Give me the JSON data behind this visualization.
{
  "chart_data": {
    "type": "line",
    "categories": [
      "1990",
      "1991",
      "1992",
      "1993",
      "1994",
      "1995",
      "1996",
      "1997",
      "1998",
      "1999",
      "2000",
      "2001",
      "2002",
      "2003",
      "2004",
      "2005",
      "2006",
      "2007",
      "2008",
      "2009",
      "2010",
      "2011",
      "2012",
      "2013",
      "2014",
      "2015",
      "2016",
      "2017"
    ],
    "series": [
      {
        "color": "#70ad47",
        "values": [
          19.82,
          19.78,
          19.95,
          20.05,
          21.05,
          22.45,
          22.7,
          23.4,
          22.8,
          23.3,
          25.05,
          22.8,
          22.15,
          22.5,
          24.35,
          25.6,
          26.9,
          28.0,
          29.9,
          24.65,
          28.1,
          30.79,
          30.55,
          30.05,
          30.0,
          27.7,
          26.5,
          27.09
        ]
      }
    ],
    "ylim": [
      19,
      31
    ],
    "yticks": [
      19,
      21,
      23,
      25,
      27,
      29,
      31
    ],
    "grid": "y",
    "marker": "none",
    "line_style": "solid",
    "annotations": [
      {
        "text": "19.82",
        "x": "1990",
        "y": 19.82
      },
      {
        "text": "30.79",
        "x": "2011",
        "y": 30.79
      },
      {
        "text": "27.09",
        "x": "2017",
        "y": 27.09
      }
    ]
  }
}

□ □ □

→ **Problem statement**
Please reproduce the entire listing, exactly as shown.

→ **Written answer**
Give me the JSON data behind this visualization.
{
  "chart_data": {
    "type": "line",
    "categories": [
      "1990",
      "1991",
      "1992",
      "1993",
      "1994",
      "1995",
      "1996",
      "1997",
      "1998",
      "1999",
      "2000",
      "2001",
      "2002",
      "2003",
      "2004",
      "2005",
      "2006",
      "2007",
      "2008",
      "2009",
      "2010",
      "2011",
      "2012",
      "2013",
      "2014",
      "2015",
      "2016",
      "2017"
    ],
    "series": [
      {
        "color": "#70ad47",
        "values": [
          19.82,
          19.78,
          19.95,
          20.05,
          21.05,
          22.45,
          22.7,
          23.4,
          22.8,
          23.3,
          25.05,
          22.8,
          22.15,
          22.5,
          24.35,
          25.6,
          26.9,
          28.0,
          29.9,
          24.65,
          28.1,
          30.79,
          30.55,
          30.05,
          30.0,
          27.7,
          26.5,
          27.09
        ]
      }
    ],
    "ylim": [
      19,
      31
    ],
    "yticks": [
      19,
      21,
      23,
      25,
      27,
      29,
      31
    ],
    "grid": "y",
    "marker": "none",
    "line_style": "solid",
    "annotations": [
      {
        "text": "19.82",
        "x": "1990",
        "y": 19.82
      },
      {
        "text": "30.79",
        "x": "2011",
        "y": 30.79
      },
      {
        "text": "27.09",
        "x": "2017",
        "y": 27.09
      }
    ]
  }
}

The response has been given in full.